***** RAW RECORDS *****

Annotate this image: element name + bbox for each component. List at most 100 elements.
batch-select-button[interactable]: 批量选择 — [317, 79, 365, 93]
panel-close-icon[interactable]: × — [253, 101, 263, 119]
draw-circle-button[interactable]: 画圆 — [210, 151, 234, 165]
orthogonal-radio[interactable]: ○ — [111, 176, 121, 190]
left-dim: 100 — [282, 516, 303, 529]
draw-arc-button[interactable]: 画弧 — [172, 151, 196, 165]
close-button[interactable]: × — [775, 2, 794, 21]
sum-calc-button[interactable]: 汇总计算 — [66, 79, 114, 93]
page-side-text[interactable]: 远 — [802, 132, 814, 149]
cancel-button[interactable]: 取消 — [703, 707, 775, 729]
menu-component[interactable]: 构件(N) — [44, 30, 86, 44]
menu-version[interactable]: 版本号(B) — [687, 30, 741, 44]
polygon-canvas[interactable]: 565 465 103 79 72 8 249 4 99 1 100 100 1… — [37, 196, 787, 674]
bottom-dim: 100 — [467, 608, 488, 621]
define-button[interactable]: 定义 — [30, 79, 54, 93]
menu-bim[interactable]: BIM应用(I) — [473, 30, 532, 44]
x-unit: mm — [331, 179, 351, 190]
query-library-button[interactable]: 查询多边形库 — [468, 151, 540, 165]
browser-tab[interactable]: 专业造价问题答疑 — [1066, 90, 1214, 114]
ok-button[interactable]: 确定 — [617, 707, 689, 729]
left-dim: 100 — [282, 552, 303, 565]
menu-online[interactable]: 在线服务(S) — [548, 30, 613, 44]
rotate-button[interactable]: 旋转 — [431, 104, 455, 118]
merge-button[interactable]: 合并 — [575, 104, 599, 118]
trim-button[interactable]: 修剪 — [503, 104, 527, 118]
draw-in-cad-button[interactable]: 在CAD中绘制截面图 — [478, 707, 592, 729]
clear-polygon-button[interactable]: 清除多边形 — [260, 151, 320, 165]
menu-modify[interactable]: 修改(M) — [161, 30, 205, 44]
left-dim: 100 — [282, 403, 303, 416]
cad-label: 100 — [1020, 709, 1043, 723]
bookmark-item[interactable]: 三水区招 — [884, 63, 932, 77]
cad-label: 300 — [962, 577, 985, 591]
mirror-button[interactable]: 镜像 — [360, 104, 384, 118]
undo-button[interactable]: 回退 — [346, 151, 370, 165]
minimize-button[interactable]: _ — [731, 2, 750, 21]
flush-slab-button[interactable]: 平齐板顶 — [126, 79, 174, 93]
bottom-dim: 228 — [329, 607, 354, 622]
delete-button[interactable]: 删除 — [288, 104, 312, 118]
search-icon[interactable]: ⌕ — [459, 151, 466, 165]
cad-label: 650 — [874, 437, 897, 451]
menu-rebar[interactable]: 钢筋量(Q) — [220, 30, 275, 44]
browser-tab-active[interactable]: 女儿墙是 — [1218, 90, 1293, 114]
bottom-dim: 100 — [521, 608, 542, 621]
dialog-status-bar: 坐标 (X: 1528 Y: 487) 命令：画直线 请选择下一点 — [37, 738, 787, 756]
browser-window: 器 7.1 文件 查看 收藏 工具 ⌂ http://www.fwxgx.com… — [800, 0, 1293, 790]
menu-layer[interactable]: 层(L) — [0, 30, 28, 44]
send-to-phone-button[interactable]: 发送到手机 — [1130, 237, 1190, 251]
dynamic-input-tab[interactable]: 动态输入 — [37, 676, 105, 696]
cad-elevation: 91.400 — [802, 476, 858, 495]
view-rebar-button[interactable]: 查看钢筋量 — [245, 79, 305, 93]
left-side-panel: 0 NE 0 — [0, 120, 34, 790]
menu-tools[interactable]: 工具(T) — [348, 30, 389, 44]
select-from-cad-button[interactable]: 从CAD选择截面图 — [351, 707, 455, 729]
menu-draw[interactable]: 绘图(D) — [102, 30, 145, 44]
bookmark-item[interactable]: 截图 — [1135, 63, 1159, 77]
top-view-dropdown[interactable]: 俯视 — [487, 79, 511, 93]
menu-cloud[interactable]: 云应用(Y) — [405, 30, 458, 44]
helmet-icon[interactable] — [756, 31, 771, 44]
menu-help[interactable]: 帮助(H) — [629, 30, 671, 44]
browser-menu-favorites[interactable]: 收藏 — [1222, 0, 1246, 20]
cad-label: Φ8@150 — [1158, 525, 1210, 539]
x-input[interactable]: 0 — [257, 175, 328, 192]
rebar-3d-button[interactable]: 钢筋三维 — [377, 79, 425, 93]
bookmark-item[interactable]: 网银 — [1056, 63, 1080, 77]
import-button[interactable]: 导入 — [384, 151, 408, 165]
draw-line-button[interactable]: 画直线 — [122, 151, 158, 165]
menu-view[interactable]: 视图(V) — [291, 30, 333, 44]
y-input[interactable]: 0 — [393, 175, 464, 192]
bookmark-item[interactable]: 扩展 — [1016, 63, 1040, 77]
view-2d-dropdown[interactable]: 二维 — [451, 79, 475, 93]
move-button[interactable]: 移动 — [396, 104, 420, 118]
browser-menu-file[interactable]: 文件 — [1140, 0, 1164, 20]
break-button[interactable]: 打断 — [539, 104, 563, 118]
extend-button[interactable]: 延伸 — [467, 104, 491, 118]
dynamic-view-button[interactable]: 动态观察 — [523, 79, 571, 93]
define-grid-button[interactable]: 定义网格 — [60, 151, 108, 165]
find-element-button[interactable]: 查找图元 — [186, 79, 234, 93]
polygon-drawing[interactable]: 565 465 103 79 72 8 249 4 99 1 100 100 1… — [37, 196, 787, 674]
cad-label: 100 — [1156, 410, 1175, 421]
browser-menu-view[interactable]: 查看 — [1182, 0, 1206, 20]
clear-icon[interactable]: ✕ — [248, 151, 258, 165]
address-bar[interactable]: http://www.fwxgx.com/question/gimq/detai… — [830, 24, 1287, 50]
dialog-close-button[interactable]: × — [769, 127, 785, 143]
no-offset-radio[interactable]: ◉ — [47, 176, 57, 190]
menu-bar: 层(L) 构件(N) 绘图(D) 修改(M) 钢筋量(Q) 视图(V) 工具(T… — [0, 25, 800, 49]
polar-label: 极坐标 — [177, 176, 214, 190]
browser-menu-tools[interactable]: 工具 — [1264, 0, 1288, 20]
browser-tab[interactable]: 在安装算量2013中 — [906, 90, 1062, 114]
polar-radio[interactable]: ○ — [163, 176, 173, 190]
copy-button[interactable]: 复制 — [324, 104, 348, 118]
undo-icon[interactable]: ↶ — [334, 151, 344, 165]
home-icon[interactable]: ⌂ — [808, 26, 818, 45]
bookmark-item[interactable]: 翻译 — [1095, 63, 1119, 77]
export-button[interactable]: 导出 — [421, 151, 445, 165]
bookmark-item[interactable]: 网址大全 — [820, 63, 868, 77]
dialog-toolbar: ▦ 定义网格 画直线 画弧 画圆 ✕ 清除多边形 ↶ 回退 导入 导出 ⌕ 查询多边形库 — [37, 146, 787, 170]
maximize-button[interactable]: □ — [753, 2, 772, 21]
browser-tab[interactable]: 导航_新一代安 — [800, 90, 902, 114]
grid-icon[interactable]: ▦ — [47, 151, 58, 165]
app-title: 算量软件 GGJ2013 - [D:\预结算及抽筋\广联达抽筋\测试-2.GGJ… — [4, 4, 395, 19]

*****

§ WHAT YOU NEED TO DO:
Copy out every line of the listing above word for word, changing nothing.

§ WRITTEN RESPONSE:
Annotate this image: element name + bbox for each component. List at most 100 elements.
batch-select-button[interactable]: 批量选择 — [317, 79, 365, 93]
panel-close-icon[interactable]: × — [253, 101, 263, 119]
draw-circle-button[interactable]: 画圆 — [210, 151, 234, 165]
orthogonal-radio[interactable]: ○ — [111, 176, 121, 190]
left-dim: 100 — [282, 516, 303, 529]
draw-arc-button[interactable]: 画弧 — [172, 151, 196, 165]
close-button[interactable]: × — [775, 2, 794, 21]
sum-calc-button[interactable]: 汇总计算 — [66, 79, 114, 93]
page-side-text[interactable]: 远 — [802, 132, 814, 149]
cancel-button[interactable]: 取消 — [703, 707, 775, 729]
menu-component[interactable]: 构件(N) — [44, 30, 86, 44]
menu-version[interactable]: 版本号(B) — [687, 30, 741, 44]
polygon-canvas[interactable]: 565 465 103 79 72 8 249 4 99 1 100 100 1… — [37, 196, 787, 674]
bottom-dim: 100 — [467, 608, 488, 621]
define-button[interactable]: 定义 — [30, 79, 54, 93]
menu-bim[interactable]: BIM应用(I) — [473, 30, 532, 44]
x-unit: mm — [331, 179, 351, 190]
query-library-button[interactable]: 查询多边形库 — [468, 151, 540, 165]
browser-tab[interactable]: 专业造价问题答疑 — [1066, 90, 1214, 114]
ok-button[interactable]: 确定 — [617, 707, 689, 729]
left-dim: 100 — [282, 552, 303, 565]
menu-online[interactable]: 在线服务(S) — [548, 30, 613, 44]
rotate-button[interactable]: 旋转 — [431, 104, 455, 118]
merge-button[interactable]: 合并 — [575, 104, 599, 118]
trim-button[interactable]: 修剪 — [503, 104, 527, 118]
draw-in-cad-button[interactable]: 在CAD中绘制截面图 — [478, 707, 592, 729]
clear-polygon-button[interactable]: 清除多边形 — [260, 151, 320, 165]
menu-modify[interactable]: 修改(M) — [161, 30, 205, 44]
left-dim: 100 — [282, 403, 303, 416]
cad-label: 100 — [1020, 709, 1043, 723]
bookmark-item[interactable]: 三水区招 — [884, 63, 932, 77]
cad-label: 300 — [962, 577, 985, 591]
mirror-button[interactable]: 镜像 — [360, 104, 384, 118]
undo-button[interactable]: 回退 — [346, 151, 370, 165]
minimize-button[interactable]: _ — [731, 2, 750, 21]
flush-slab-button[interactable]: 平齐板顶 — [126, 79, 174, 93]
bottom-dim: 228 — [329, 607, 354, 622]
delete-button[interactable]: 删除 — [288, 104, 312, 118]
search-icon[interactable]: ⌕ — [459, 151, 466, 165]
cad-label: 650 — [874, 437, 897, 451]
menu-rebar[interactable]: 钢筋量(Q) — [220, 30, 275, 44]
browser-tab-active[interactable]: 女儿墙是 — [1218, 90, 1293, 114]
bottom-dim: 100 — [521, 608, 542, 621]
dialog-status-bar: 坐标 (X: 1528 Y: 487) 命令：画直线 请选择下一点 — [37, 738, 787, 756]
browser-window: 器 7.1 文件 查看 收藏 工具 ⌂ http://www.fwxgx.com… — [800, 0, 1293, 790]
menu-layer[interactable]: 层(L) — [0, 30, 28, 44]
send-to-phone-button[interactable]: 发送到手机 — [1130, 237, 1190, 251]
dynamic-input-tab[interactable]: 动态输入 — [37, 676, 105, 696]
cad-elevation: 91.400 — [802, 476, 858, 495]
view-rebar-button[interactable]: 查看钢筋量 — [245, 79, 305, 93]
left-side-panel: 0 NE 0 — [0, 120, 34, 790]
menu-tools[interactable]: 工具(T) — [348, 30, 389, 44]
select-from-cad-button[interactable]: 从CAD选择截面图 — [351, 707, 455, 729]
menu-draw[interactable]: 绘图(D) — [102, 30, 145, 44]
bookmark-item[interactable]: 截图 — [1135, 63, 1159, 77]
top-view-dropdown[interactable]: 俯视 — [487, 79, 511, 93]
menu-cloud[interactable]: 云应用(Y) — [405, 30, 458, 44]
helmet-icon[interactable] — [756, 31, 771, 44]
menu-help[interactable]: 帮助(H) — [629, 30, 671, 44]
browser-menu-favorites[interactable]: 收藏 — [1222, 0, 1246, 20]
cad-label: Φ8@150 — [1158, 525, 1210, 539]
x-input[interactable]: 0 — [257, 175, 328, 192]
rebar-3d-button[interactable]: 钢筋三维 — [377, 79, 425, 93]
bookmark-item[interactable]: 网银 — [1056, 63, 1080, 77]
import-button[interactable]: 导入 — [384, 151, 408, 165]
draw-line-button[interactable]: 画直线 — [122, 151, 158, 165]
menu-view[interactable]: 视图(V) — [291, 30, 333, 44]
y-input[interactable]: 0 — [393, 175, 464, 192]
bookmark-item[interactable]: 扩展 — [1016, 63, 1040, 77]
view-2d-dropdown[interactable]: 二维 — [451, 79, 475, 93]
move-button[interactable]: 移动 — [396, 104, 420, 118]
browser-menu-file[interactable]: 文件 — [1140, 0, 1164, 20]
break-button[interactable]: 打断 — [539, 104, 563, 118]
extend-button[interactable]: 延伸 — [467, 104, 491, 118]
dynamic-view-button[interactable]: 动态观察 — [523, 79, 571, 93]
define-grid-button[interactable]: 定义网格 — [60, 151, 108, 165]
find-element-button[interactable]: 查找图元 — [186, 79, 234, 93]
polygon-drawing[interactable]: 565 465 103 79 72 8 249 4 99 1 100 100 1… — [37, 196, 787, 674]
cad-label: 100 — [1156, 410, 1175, 421]
browser-menu-view[interactable]: 查看 — [1182, 0, 1206, 20]
clear-icon[interactable]: ✕ — [248, 151, 258, 165]
address-bar[interactable]: http://www.fwxgx.com/question/gimq/detai… — [830, 24, 1287, 50]
dialog-close-button[interactable]: × — [769, 127, 785, 143]
no-offset-radio[interactable]: ◉ — [47, 176, 57, 190]
menu-bar: 层(L) 构件(N) 绘图(D) 修改(M) 钢筋量(Q) 视图(V) 工具(T… — [0, 25, 800, 49]
polar-label: 极坐标 — [177, 176, 214, 190]
browser-menu-tools[interactable]: 工具 — [1264, 0, 1288, 20]
browser-tab[interactable]: 在安装算量2013中 — [906, 90, 1062, 114]
polar-radio[interactable]: ○ — [163, 176, 173, 190]
copy-button[interactable]: 复制 — [324, 104, 348, 118]
undo-icon[interactable]: ↶ — [334, 151, 344, 165]
home-icon[interactable]: ⌂ — [808, 26, 818, 45]
bookmark-item[interactable]: 翻译 — [1095, 63, 1119, 77]
export-button[interactable]: 导出 — [421, 151, 445, 165]
bookmark-item[interactable]: 网址大全 — [820, 63, 868, 77]
dialog-toolbar: ▦ 定义网格 画直线 画弧 画圆 ✕ 清除多边形 ↶ 回退 导入 导出 ⌕ 查询多边形库 — [37, 146, 787, 170]
maximize-button[interactable]: □ — [753, 2, 772, 21]
browser-tab[interactable]: 导航_新一代安 — [800, 90, 902, 114]
grid-icon[interactable]: ▦ — [47, 151, 58, 165]
app-title: 算量软件 GGJ2013 - [D:\预结算及抽筋\广联达抽筋\测试-2.GGJ… — [4, 4, 395, 19]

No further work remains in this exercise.